▸ WHAT TO DO: Reproduce the whole listing, character for character.

▸ SUPPLIED RECORDS:
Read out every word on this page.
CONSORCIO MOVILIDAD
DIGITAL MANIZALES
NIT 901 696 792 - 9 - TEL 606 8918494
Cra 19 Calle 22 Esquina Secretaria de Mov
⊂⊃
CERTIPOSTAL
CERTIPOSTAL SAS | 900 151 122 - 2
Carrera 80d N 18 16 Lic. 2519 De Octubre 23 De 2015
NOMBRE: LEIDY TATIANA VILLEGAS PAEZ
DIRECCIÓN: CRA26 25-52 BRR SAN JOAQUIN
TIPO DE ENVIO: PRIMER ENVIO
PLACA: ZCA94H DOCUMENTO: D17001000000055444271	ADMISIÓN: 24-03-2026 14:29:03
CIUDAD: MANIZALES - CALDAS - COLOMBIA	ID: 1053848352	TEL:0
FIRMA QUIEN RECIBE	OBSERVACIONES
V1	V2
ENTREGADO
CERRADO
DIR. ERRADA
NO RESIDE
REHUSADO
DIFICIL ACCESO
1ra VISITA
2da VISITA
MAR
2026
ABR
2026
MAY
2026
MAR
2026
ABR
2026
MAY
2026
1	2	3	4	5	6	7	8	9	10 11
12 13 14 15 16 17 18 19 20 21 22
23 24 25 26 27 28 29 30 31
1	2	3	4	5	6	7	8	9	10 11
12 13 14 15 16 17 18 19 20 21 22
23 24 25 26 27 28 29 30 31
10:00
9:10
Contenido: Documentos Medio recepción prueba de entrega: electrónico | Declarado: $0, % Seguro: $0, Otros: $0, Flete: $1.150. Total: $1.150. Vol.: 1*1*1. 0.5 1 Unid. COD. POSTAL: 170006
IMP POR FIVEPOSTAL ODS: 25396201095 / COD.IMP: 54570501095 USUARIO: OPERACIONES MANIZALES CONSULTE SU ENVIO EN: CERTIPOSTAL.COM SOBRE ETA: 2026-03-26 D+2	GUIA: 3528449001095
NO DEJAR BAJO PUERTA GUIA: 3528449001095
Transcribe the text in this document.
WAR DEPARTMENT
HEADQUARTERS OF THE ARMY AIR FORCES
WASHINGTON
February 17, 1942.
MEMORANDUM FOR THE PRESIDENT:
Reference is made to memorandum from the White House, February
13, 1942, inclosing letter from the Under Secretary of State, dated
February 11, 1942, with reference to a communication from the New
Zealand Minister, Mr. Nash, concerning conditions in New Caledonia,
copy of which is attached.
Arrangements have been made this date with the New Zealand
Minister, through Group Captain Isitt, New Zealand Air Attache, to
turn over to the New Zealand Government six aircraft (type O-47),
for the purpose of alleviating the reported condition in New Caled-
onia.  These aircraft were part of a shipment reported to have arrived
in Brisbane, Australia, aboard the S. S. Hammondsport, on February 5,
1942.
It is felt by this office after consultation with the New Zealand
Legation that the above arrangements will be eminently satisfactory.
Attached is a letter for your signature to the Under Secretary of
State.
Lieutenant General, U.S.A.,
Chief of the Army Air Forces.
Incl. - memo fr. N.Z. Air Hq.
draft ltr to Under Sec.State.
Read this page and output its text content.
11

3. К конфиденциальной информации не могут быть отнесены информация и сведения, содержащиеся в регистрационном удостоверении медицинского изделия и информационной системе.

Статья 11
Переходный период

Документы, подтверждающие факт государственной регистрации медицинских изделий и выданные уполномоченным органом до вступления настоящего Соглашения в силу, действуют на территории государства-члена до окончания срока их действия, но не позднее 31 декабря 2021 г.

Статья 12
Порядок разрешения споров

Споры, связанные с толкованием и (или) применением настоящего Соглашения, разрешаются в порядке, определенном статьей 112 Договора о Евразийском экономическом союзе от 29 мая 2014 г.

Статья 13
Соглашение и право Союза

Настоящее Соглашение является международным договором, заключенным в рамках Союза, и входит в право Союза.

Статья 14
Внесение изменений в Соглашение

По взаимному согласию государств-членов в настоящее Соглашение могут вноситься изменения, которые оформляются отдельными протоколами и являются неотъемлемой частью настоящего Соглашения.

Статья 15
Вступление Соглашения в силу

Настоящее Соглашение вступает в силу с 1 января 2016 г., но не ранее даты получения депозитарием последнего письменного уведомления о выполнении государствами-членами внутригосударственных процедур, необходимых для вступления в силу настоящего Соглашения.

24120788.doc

▸ RESULT OF THIS EXERCISE:
Read out every word on this page.
CONSORCIO MOVILIDAD
DIGITAL MANIZALES
NIT 901 696 792 - 9 - TEL 606 8918494
Cra 19 Calle 22 Esquina Secretaria de Mov
⊂⊃
CERTIPOSTAL
CERTIPOSTAL SAS | 900 151 122 - 2
Carrera 80d N 18 16 Lic. 2519 De Octubre 23 De 2015
NOMBRE: LEIDY TATIANA VILLEGAS PAEZ
DIRECCIÓN: CRA26 25-52 BRR SAN JOAQUIN
TIPO DE ENVIO: PRIMER ENVIO
PLACA: ZCA94H DOCUMENTO: D17001000000055444271	ADMISIÓN: 24-03-2026 14:29:03
CIUDAD: MANIZALES - CALDAS - COLOMBIA	ID: 1053848352	TEL:0
FIRMA QUIEN RECIBE	OBSERVACIONES
V1	V2
ENTREGADO
CERRADO
DIR. ERRADA
NO RESIDE
REHUSADO
DIFICIL ACCESO
1ra VISITA
2da VISITA
MAR
2026
ABR
2026
MAY
2026
MAR
2026
ABR
2026
MAY
2026
1	2	3	4	5	6	7	8	9	10 11
12 13 14 15 16 17 18 19 20 21 22
23 24 25 26 27 28 29 30 31
1	2	3	4	5	6	7	8	9	10 11
12 13 14 15 16 17 18 19 20 21 22
23 24 25 26 27 28 29 30 31
10:00
9:10
Contenido: Documentos Medio recepción prueba de entrega: electrónico | Declarado: $0, % Seguro: $0, Otros: $0, Flete: $1.150. Total: $1.150. Vol.: 1*1*1. 0.5 1 Unid. COD. POSTAL: 170006
IMP POR FIVEPOSTAL ODS: 25396201095 / COD.IMP: 54570501095 USUARIO: OPERACIONES MANIZALES CONSULTE SU ENVIO EN: CERTIPOSTAL.COM SOBRE ETA: 2026-03-26 D+2	GUIA: 3528449001095
NO DEJAR BAJO PUERTA GUIA: 3528449001095
Transcribe the text in this document.
WAR DEPARTMENT
HEADQUARTERS OF THE ARMY AIR FORCES
WASHINGTON
February 17, 1942.
MEMORANDUM FOR THE PRESIDENT:
Reference is made to memorandum from the White House, February
13, 1942, inclosing letter from the Under Secretary of State, dated
February 11, 1942, with reference to a communication from the New
Zealand Minister, Mr. Nash, concerning conditions in New Caledonia,
copy of which is attached.
Arrangements have been made this date with the New Zealand
Minister, through Group Captain Isitt, New Zealand Air Attache, to
turn over to the New Zealand Government six aircraft (type O-47),
for the purpose of alleviating the reported condition in New Caled-
onia.  These aircraft were part of a shipment reported to have arrived
in Brisbane, Australia, aboard the S. S. Hammondsport, on February 5,
1942.
It is felt by this office after consultation with the New Zealand
Legation that the above arrangements will be eminently satisfactory.
Attached is a letter for your signature to the Under Secretary of
State.
Lieutenant General, U.S.A.,
Chief of the Army Air Forces.
Incl. - memo fr. N.Z. Air Hq.
draft ltr to Under Sec.State.
Read this page and output its text content.
11

3. К конфиденциальной информации не могут быть отнесены информация и сведения, содержащиеся в регистрационном удостоверении медицинского изделия и информационной системе.

Статья 11
Переходный период

Документы, подтверждающие факт государственной регистрации медицинских изделий и выданные уполномоченным органом до вступления настоящего Соглашения в силу, действуют на территории государства-члена до окончания срока их действия, но не позднее 31 декабря 2021 г.

Статья 12
Порядок разрешения споров

Споры, связанные с толкованием и (или) применением настоящего Соглашения, разрешаются в порядке, определенном статьей 112 Договора о Евразийском экономическом союзе от 29 мая 2014 г.

Статья 13
Соглашение и право Союза

Настоящее Соглашение является международным договором, заключенным в рамках Союза, и входит в право Союза.

Статья 14
Внесение изменений в Соглашение

По взаимному согласию государств-членов в настоящее Соглашение могут вноситься изменения, которые оформляются отдельными протоколами и являются неотъемлемой частью настоящего Соглашения.

Статья 15
Вступление Соглашения в силу

Настоящее Соглашение вступает в силу с 1 января 2016 г., но не ранее даты получения депозитарием последнего письменного уведомления о выполнении государствами-членами внутригосударственных процедур, необходимых для вступления в силу настоящего Соглашения.

24120788.doc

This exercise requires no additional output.